● 과제 내용:
아래 데이터 전체에서 "x-category-label"를 "x-tick-label"로 바꾸고 나머지는 그대로 둔 채 모든 줄을 다시 쓰시오. 그림은 출력에서 제외한다.

● 입력 데이터:
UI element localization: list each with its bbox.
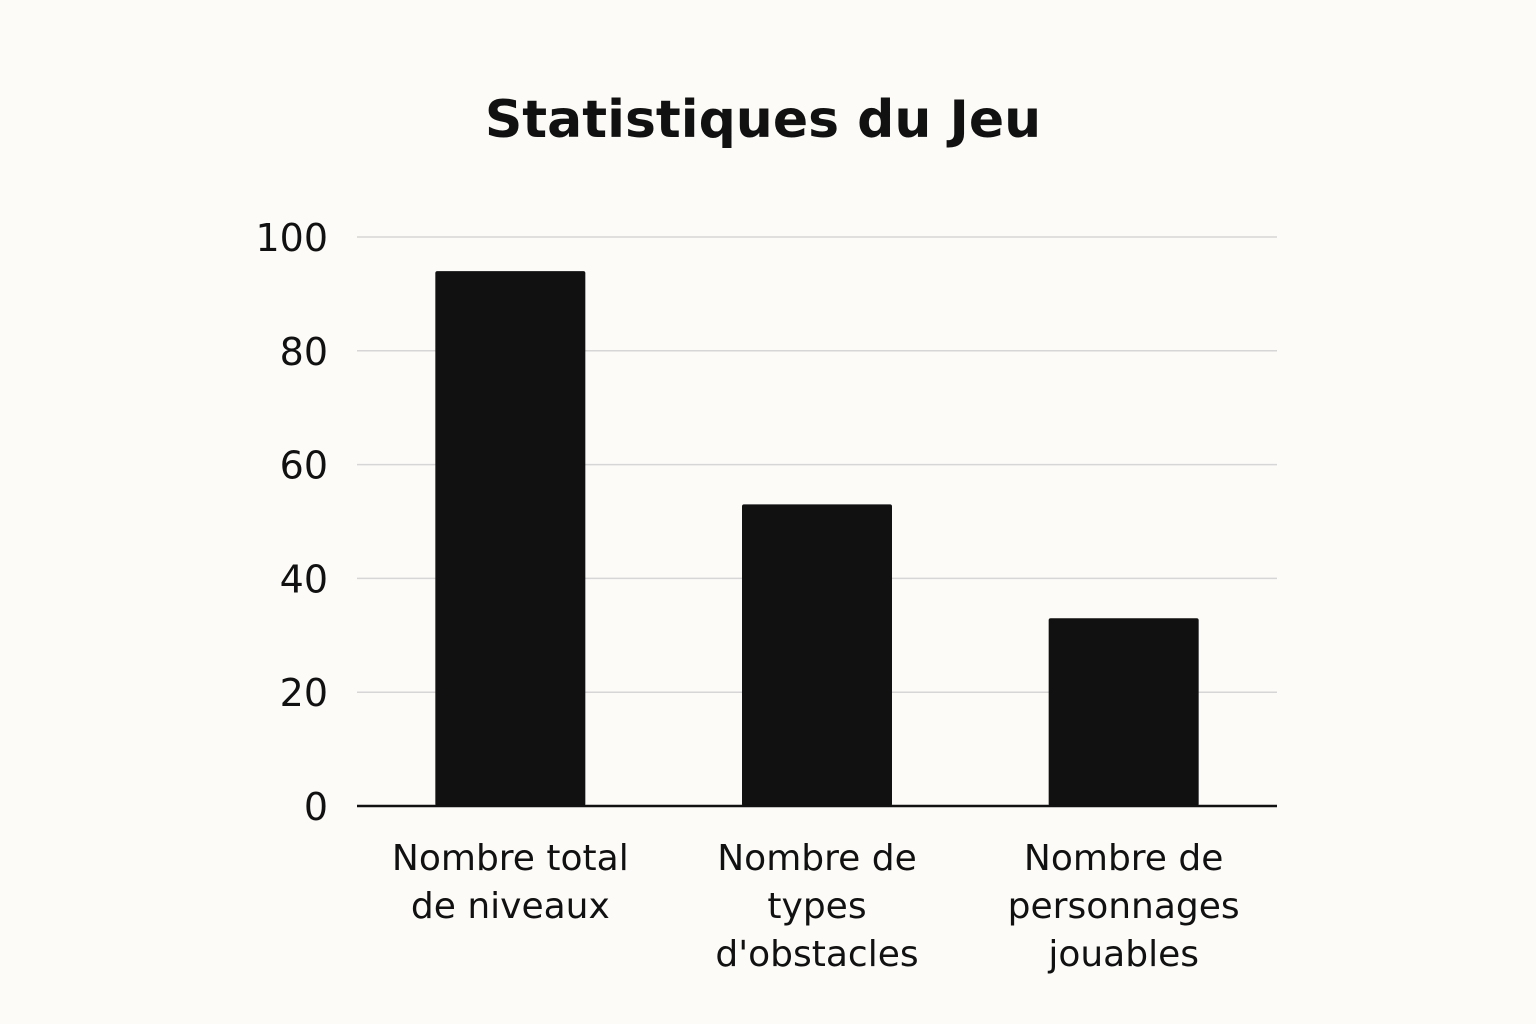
y-tick-label: 80 [280,330,328,374]
y-tick-label: 60 [280,444,328,488]
y-tick-label: 20 [280,671,328,715]
bars [435,271,1199,806]
chart-title: Statistiques du Jeu [485,90,1041,150]
y-tick-label: 100 [255,216,328,260]
bar [742,504,892,806]
bar [1048,618,1199,806]
y-tick-label: 40 [280,557,328,601]
y-tick-label: 0 [304,785,328,829]
bar [435,271,586,806]
x-category-label: Nombre de personnages jouables [1008,838,1240,975]
y-axis-ticks: 0 20 40 60 80 100 [255,216,328,829]
x-category-label: Nombre total de niveaux [392,838,629,927]
x-axis-labels: Nombre total de niveaux Nombre de types d'ob… [392,838,1240,975]
x-category-label: Nombre de types d'obstacles [715,838,918,975]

● 전체 출력:
UI element localization: list each with its bbox.
y-tick-label: 80 [280,330,328,374]
y-tick-label: 60 [280,444,328,488]
y-tick-label: 20 [280,671,328,715]
bars [435,271,1199,806]
chart-title: Statistiques du Jeu [485,90,1041,150]
y-tick-label: 100 [255,216,328,260]
bar [742,504,892,806]
bar [1048,618,1199,806]
y-tick-label: 40 [280,557,328,601]
y-tick-label: 0 [304,785,328,829]
bar [435,271,586,806]
x-tick-label: Nombre de personnages jouables [1008,838,1240,975]
y-axis-ticks: 0 20 40 60 80 100 [255,216,328,829]
x-tick-label: Nombre total de niveaux [392,838,629,927]
x-axis-labels: Nombre total de niveaux Nombre de types d'ob… [392,838,1240,975]
x-tick-label: Nombre de types d'obstacles [715,838,918,975]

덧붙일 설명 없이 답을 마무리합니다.